Short task
Swap "detached house" for "bungalow" in the lines running from the start of the data through the line containing "Enumerate the UI", and write out only those lines with everything else unchanged.

Element and coordinate data:
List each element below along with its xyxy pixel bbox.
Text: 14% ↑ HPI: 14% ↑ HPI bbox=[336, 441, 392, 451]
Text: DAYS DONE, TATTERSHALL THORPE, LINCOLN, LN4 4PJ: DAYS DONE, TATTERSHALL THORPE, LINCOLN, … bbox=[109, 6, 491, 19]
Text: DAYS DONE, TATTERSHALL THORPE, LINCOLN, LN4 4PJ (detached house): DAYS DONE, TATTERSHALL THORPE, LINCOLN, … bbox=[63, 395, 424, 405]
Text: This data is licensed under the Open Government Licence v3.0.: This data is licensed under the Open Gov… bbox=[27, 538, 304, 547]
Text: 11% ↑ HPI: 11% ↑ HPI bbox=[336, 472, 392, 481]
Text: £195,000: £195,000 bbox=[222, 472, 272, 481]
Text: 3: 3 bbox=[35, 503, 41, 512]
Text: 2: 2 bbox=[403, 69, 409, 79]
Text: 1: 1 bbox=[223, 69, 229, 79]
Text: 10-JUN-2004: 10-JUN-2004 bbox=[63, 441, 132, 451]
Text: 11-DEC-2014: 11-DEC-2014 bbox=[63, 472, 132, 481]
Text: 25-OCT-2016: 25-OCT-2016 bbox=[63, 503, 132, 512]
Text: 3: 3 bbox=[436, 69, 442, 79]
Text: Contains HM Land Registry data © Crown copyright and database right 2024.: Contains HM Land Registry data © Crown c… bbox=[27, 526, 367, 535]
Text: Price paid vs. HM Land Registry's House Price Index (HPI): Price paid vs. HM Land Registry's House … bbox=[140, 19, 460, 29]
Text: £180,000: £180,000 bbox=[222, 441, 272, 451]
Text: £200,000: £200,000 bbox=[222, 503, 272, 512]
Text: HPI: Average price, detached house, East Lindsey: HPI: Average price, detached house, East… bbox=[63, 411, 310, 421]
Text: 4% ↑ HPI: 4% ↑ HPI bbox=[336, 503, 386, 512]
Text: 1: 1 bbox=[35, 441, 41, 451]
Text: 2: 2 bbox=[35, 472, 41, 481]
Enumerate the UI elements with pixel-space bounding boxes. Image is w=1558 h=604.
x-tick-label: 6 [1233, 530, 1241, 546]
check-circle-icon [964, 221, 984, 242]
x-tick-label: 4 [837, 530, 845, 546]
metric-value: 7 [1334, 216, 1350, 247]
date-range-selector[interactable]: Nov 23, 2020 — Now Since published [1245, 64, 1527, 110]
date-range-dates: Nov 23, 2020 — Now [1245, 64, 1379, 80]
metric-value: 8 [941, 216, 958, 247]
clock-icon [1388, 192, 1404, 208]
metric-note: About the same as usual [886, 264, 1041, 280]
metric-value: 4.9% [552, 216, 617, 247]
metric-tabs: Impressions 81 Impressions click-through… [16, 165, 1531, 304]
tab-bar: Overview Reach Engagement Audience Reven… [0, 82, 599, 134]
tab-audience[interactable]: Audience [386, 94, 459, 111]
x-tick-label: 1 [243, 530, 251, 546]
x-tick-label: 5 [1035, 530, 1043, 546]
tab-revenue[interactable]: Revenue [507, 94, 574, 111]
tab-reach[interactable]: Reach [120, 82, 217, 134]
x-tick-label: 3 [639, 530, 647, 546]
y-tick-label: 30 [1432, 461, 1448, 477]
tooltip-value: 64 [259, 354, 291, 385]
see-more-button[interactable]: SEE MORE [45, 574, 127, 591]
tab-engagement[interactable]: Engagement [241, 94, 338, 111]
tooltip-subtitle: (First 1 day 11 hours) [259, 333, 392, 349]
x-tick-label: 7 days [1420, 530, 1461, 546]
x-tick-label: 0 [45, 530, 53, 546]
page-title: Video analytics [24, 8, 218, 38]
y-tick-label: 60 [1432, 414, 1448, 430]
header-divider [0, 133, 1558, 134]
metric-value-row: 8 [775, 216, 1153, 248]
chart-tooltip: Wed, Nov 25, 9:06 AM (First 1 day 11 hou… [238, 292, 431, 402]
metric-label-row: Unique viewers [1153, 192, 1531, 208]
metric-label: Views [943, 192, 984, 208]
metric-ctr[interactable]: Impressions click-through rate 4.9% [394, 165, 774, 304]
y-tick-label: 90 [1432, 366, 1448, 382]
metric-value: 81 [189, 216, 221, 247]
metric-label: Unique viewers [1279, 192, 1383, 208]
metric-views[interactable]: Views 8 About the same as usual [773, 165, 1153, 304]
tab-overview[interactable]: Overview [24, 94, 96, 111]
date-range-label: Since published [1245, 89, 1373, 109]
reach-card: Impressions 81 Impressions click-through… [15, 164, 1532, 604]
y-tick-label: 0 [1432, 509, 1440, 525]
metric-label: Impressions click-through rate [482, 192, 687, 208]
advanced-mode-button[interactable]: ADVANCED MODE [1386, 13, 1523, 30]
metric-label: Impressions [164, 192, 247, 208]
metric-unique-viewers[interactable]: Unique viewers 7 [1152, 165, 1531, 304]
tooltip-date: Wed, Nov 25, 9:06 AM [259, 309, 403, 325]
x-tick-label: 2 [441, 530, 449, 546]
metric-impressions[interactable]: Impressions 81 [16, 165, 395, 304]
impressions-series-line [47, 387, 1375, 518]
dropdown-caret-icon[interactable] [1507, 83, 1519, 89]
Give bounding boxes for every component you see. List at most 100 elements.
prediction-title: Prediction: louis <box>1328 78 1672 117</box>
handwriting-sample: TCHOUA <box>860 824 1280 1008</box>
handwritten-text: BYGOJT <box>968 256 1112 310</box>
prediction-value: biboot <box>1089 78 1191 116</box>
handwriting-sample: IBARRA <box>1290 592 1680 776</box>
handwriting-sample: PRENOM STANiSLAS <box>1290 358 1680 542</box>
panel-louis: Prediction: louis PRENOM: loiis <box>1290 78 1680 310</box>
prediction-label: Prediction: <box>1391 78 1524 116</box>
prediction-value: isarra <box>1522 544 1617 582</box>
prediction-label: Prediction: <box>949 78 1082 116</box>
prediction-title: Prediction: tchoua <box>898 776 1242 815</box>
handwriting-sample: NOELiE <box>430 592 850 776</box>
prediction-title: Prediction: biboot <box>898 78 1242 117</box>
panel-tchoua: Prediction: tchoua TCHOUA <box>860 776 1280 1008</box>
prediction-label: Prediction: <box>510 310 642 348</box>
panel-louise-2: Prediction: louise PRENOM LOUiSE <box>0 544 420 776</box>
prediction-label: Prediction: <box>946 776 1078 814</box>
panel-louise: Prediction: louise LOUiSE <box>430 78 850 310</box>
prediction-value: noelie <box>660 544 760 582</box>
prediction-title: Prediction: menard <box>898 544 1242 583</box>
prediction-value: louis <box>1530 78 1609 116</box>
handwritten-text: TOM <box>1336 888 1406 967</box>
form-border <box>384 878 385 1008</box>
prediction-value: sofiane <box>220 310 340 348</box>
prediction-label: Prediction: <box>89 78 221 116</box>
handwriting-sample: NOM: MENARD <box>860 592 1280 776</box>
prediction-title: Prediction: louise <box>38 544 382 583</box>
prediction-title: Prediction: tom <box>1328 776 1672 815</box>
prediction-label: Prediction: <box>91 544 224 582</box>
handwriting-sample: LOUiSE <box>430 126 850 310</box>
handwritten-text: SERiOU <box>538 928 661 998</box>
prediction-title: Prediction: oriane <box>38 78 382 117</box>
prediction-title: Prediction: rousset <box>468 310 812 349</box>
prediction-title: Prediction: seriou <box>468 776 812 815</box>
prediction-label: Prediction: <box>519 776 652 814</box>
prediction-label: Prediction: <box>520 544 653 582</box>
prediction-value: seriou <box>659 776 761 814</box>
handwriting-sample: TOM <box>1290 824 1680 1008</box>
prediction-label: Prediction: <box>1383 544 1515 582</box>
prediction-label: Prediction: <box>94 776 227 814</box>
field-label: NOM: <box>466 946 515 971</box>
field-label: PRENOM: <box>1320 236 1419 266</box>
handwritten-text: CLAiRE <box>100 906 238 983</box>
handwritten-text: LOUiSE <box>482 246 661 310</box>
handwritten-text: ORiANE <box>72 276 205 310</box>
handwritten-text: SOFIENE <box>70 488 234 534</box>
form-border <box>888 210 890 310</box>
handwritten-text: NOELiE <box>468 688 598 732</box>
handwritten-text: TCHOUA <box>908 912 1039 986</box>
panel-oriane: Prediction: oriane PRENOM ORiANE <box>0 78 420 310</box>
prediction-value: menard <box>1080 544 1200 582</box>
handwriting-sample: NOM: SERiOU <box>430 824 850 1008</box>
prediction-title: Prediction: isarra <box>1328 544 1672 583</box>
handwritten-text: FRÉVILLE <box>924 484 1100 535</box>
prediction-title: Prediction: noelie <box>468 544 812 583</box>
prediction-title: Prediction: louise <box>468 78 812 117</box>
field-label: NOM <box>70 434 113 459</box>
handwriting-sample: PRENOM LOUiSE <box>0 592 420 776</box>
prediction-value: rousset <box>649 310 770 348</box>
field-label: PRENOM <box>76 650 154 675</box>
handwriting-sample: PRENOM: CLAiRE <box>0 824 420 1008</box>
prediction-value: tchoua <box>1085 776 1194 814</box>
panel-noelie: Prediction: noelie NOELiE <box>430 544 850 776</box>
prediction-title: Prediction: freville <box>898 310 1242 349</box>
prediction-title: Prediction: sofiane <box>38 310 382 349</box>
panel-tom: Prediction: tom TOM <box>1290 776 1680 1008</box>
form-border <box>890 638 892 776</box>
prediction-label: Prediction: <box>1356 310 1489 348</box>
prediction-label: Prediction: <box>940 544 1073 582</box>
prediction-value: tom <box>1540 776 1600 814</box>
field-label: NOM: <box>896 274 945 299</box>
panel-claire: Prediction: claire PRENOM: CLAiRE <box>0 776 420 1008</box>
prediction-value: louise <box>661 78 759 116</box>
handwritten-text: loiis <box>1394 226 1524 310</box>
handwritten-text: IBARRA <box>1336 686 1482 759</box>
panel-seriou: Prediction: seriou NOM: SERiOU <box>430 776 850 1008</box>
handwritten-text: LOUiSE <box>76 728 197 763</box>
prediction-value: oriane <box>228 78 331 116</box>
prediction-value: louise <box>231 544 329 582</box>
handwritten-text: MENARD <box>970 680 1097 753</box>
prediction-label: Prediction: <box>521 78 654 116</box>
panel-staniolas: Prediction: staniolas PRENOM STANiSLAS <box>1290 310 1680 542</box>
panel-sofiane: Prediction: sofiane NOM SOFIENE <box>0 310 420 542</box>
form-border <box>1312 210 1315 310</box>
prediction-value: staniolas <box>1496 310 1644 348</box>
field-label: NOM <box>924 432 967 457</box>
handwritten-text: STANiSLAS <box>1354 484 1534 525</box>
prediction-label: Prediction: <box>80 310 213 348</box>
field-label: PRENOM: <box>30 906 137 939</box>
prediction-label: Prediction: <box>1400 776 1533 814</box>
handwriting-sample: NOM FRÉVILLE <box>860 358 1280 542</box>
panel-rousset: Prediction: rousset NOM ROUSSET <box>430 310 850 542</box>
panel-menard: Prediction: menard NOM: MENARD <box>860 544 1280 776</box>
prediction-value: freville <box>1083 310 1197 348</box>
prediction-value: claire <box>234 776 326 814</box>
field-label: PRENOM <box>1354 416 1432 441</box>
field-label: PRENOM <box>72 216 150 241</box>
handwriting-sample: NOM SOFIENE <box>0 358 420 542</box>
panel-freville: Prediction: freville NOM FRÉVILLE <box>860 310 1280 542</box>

Full output
List each element below along with its xyxy pixel bbox.
Text: 14% ↑ HPI: 14% ↑ HPI bbox=[336, 441, 392, 451]
Text: DAYS DONE, TATTERSHALL THORPE, LINCOLN, LN4 4PJ: DAYS DONE, TATTERSHALL THORPE, LINCOLN, … bbox=[109, 6, 491, 19]
Text: DAYS DONE, TATTERSHALL THORPE, LINCOLN, LN4 4PJ (bungalow): DAYS DONE, TATTERSHALL THORPE, LINCOLN, … bbox=[63, 395, 424, 405]
Text: This data is licensed under the Open Government Licence v3.0.: This data is licensed under the Open Gov… bbox=[27, 538, 304, 547]
Text: 11% ↑ HPI: 11% ↑ HPI bbox=[336, 472, 392, 481]
Text: £195,000: £195,000 bbox=[222, 472, 272, 481]
Text: 3: 3 bbox=[35, 503, 41, 512]
Text: 2: 2 bbox=[403, 69, 409, 79]
Text: 1: 1 bbox=[223, 69, 229, 79]
Text: 10-JUN-2004: 10-JUN-2004 bbox=[63, 441, 132, 451]
Text: 11-DEC-2014: 11-DEC-2014 bbox=[63, 472, 132, 481]
Text: 25-OCT-2016: 25-OCT-2016 bbox=[63, 503, 132, 512]
Text: 3: 3 bbox=[436, 69, 442, 79]
Text: Contains HM Land Registry data © Crown copyright and database right 2024.: Contains HM Land Registry data © Crown c… bbox=[27, 526, 367, 535]
Text: Price paid vs. HM Land Registry's House Price Index (HPI): Price paid vs. HM Land Registry's House … bbox=[140, 19, 460, 29]
Text: £180,000: £180,000 bbox=[222, 441, 272, 451]
Text: £200,000: £200,000 bbox=[222, 503, 272, 512]
Text: HPI: Average price, bungalow, East Lindsey: HPI: Average price, bungalow, East… bbox=[63, 411, 310, 421]
Text: 4% ↑ HPI: 4% ↑ HPI bbox=[336, 503, 386, 512]
Text: 1: 1 bbox=[35, 441, 41, 451]
Text: 2: 2 bbox=[35, 472, 41, 481]
Enumerate the UI elements with pixel-space bounding boxes. Image is w=1558 h=604.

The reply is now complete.